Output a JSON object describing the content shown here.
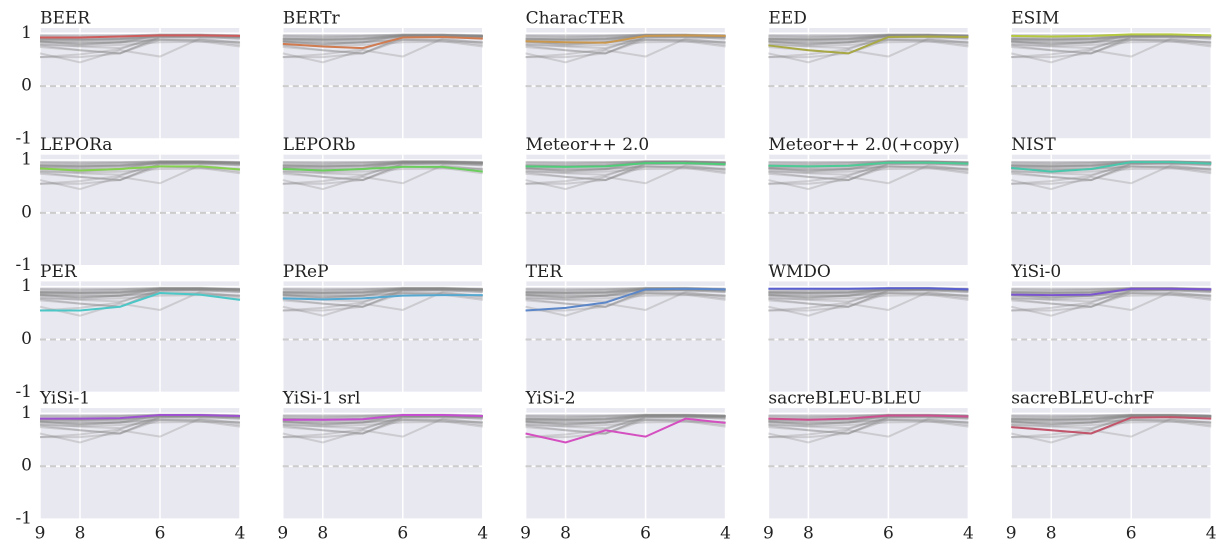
{
  "chart_data": {
    "type": "line",
    "x": [
      9,
      8,
      7,
      6,
      5,
      4
    ],
    "xlim": [
      9,
      4
    ],
    "xticks": [
      9,
      8,
      6,
      4
    ],
    "ylim": [
      -1,
      1.1
    ],
    "yticks": [
      -1,
      0,
      1
    ],
    "hline": 0,
    "grid": true,
    "columns": 5,
    "series": [
      {
        "name": "BEER",
        "color": "#cf5b5b",
        "values": [
          0.92,
          0.92,
          0.94,
          0.96,
          0.96,
          0.95
        ]
      },
      {
        "name": "BERTr",
        "color": "#d07b50",
        "values": [
          0.8,
          0.75,
          0.72,
          0.92,
          0.93,
          0.9
        ]
      },
      {
        "name": "CharacTER",
        "color": "#c9974d",
        "values": [
          0.85,
          0.83,
          0.82,
          0.95,
          0.96,
          0.95
        ]
      },
      {
        "name": "EED",
        "color": "#a8a845",
        "values": [
          0.77,
          0.68,
          0.62,
          0.93,
          0.94,
          0.93
        ]
      },
      {
        "name": "ESIM",
        "color": "#b5c83f",
        "values": [
          0.95,
          0.94,
          0.95,
          0.98,
          0.98,
          0.96
        ]
      },
      {
        "name": "LEPORa",
        "color": "#86d050",
        "values": [
          0.84,
          0.8,
          0.83,
          0.88,
          0.88,
          0.82
        ]
      },
      {
        "name": "LEPORb",
        "color": "#6acd5c",
        "values": [
          0.83,
          0.8,
          0.83,
          0.87,
          0.87,
          0.78
        ]
      },
      {
        "name": "Meteor++ 2.0",
        "color": "#4fcc78",
        "values": [
          0.88,
          0.87,
          0.88,
          0.94,
          0.94,
          0.92
        ]
      },
      {
        "name": "Meteor++ 2.0(+copy)",
        "color": "#4ccb96",
        "values": [
          0.89,
          0.88,
          0.89,
          0.95,
          0.95,
          0.93
        ]
      },
      {
        "name": "NIST",
        "color": "#49c6ab",
        "values": [
          0.85,
          0.78,
          0.83,
          0.96,
          0.96,
          0.93
        ]
      },
      {
        "name": "PER",
        "color": "#4cc7c7",
        "values": [
          0.55,
          0.55,
          0.62,
          0.88,
          0.85,
          0.75
        ]
      },
      {
        "name": "PReP",
        "color": "#55a8cf",
        "values": [
          0.78,
          0.76,
          0.78,
          0.83,
          0.84,
          0.84
        ]
      },
      {
        "name": "TER",
        "color": "#5b86c8",
        "values": [
          0.55,
          0.6,
          0.7,
          0.95,
          0.96,
          0.95
        ]
      },
      {
        "name": "WMDO",
        "color": "#5a5fd0",
        "values": [
          0.96,
          0.96,
          0.96,
          0.97,
          0.97,
          0.95
        ]
      },
      {
        "name": "YiSi-0",
        "color": "#7a55cf",
        "values": [
          0.85,
          0.84,
          0.85,
          0.96,
          0.96,
          0.95
        ]
      },
      {
        "name": "YiSi-1",
        "color": "#9e52cf",
        "values": [
          0.9,
          0.9,
          0.91,
          0.97,
          0.97,
          0.95
        ]
      },
      {
        "name": "YiSi-1 srl",
        "color": "#c44ecf",
        "values": [
          0.88,
          0.88,
          0.89,
          0.97,
          0.97,
          0.95
        ]
      },
      {
        "name": "YiSi-2",
        "color": "#d44fc0",
        "values": [
          0.62,
          0.45,
          0.68,
          0.56,
          0.9,
          0.82
        ]
      },
      {
        "name": "sacreBLEU-BLEU",
        "color": "#cc5090",
        "values": [
          0.9,
          0.88,
          0.9,
          0.96,
          0.96,
          0.94
        ]
      },
      {
        "name": "sacreBLEU-chrF",
        "color": "#c2556b",
        "values": [
          0.74,
          0.68,
          0.62,
          0.92,
          0.93,
          0.9
        ]
      }
    ]
  }
}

Task statement: Restate each of the entries above word for word and skip every image.

Response to this exercise:
Output a JSON object describing the content shown here.
{
  "chart_data": {
    "type": "line",
    "x": [
      9,
      8,
      7,
      6,
      5,
      4
    ],
    "xlim": [
      9,
      4
    ],
    "xticks": [
      9,
      8,
      6,
      4
    ],
    "ylim": [
      -1,
      1.1
    ],
    "yticks": [
      -1,
      0,
      1
    ],
    "hline": 0,
    "grid": true,
    "columns": 5,
    "series": [
      {
        "name": "BEER",
        "color": "#cf5b5b",
        "values": [
          0.92,
          0.92,
          0.94,
          0.96,
          0.96,
          0.95
        ]
      },
      {
        "name": "BERTr",
        "color": "#d07b50",
        "values": [
          0.8,
          0.75,
          0.72,
          0.92,
          0.93,
          0.9
        ]
      },
      {
        "name": "CharacTER",
        "color": "#c9974d",
        "values": [
          0.85,
          0.83,
          0.82,
          0.95,
          0.96,
          0.95
        ]
      },
      {
        "name": "EED",
        "color": "#a8a845",
        "values": [
          0.77,
          0.68,
          0.62,
          0.93,
          0.94,
          0.93
        ]
      },
      {
        "name": "ESIM",
        "color": "#b5c83f",
        "values": [
          0.95,
          0.94,
          0.95,
          0.98,
          0.98,
          0.96
        ]
      },
      {
        "name": "LEPORa",
        "color": "#86d050",
        "values": [
          0.84,
          0.8,
          0.83,
          0.88,
          0.88,
          0.82
        ]
      },
      {
        "name": "LEPORb",
        "color": "#6acd5c",
        "values": [
          0.83,
          0.8,
          0.83,
          0.87,
          0.87,
          0.78
        ]
      },
      {
        "name": "Meteor++ 2.0",
        "color": "#4fcc78",
        "values": [
          0.88,
          0.87,
          0.88,
          0.94,
          0.94,
          0.92
        ]
      },
      {
        "name": "Meteor++ 2.0(+copy)",
        "color": "#4ccb96",
        "values": [
          0.89,
          0.88,
          0.89,
          0.95,
          0.95,
          0.93
        ]
      },
      {
        "name": "NIST",
        "color": "#49c6ab",
        "values": [
          0.85,
          0.78,
          0.83,
          0.96,
          0.96,
          0.93
        ]
      },
      {
        "name": "PER",
        "color": "#4cc7c7",
        "values": [
          0.55,
          0.55,
          0.62,
          0.88,
          0.85,
          0.75
        ]
      },
      {
        "name": "PReP",
        "color": "#55a8cf",
        "values": [
          0.78,
          0.76,
          0.78,
          0.83,
          0.84,
          0.84
        ]
      },
      {
        "name": "TER",
        "color": "#5b86c8",
        "values": [
          0.55,
          0.6,
          0.7,
          0.95,
          0.96,
          0.95
        ]
      },
      {
        "name": "WMDO",
        "color": "#5a5fd0",
        "values": [
          0.96,
          0.96,
          0.96,
          0.97,
          0.97,
          0.95
        ]
      },
      {
        "name": "YiSi-0",
        "color": "#7a55cf",
        "values": [
          0.85,
          0.84,
          0.85,
          0.96,
          0.96,
          0.95
        ]
      },
      {
        "name": "YiSi-1",
        "color": "#9e52cf",
        "values": [
          0.9,
          0.9,
          0.91,
          0.97,
          0.97,
          0.95
        ]
      },
      {
        "name": "YiSi-1 srl",
        "color": "#c44ecf",
        "values": [
          0.88,
          0.88,
          0.89,
          0.97,
          0.97,
          0.95
        ]
      },
      {
        "name": "YiSi-2",
        "color": "#d44fc0",
        "values": [
          0.62,
          0.45,
          0.68,
          0.56,
          0.9,
          0.82
        ]
      },
      {
        "name": "sacreBLEU-BLEU",
        "color": "#cc5090",
        "values": [
          0.9,
          0.88,
          0.9,
          0.96,
          0.96,
          0.94
        ]
      },
      {
        "name": "sacreBLEU-chrF",
        "color": "#c2556b",
        "values": [
          0.74,
          0.68,
          0.62,
          0.92,
          0.93,
          0.9
        ]
      }
    ]
  }
}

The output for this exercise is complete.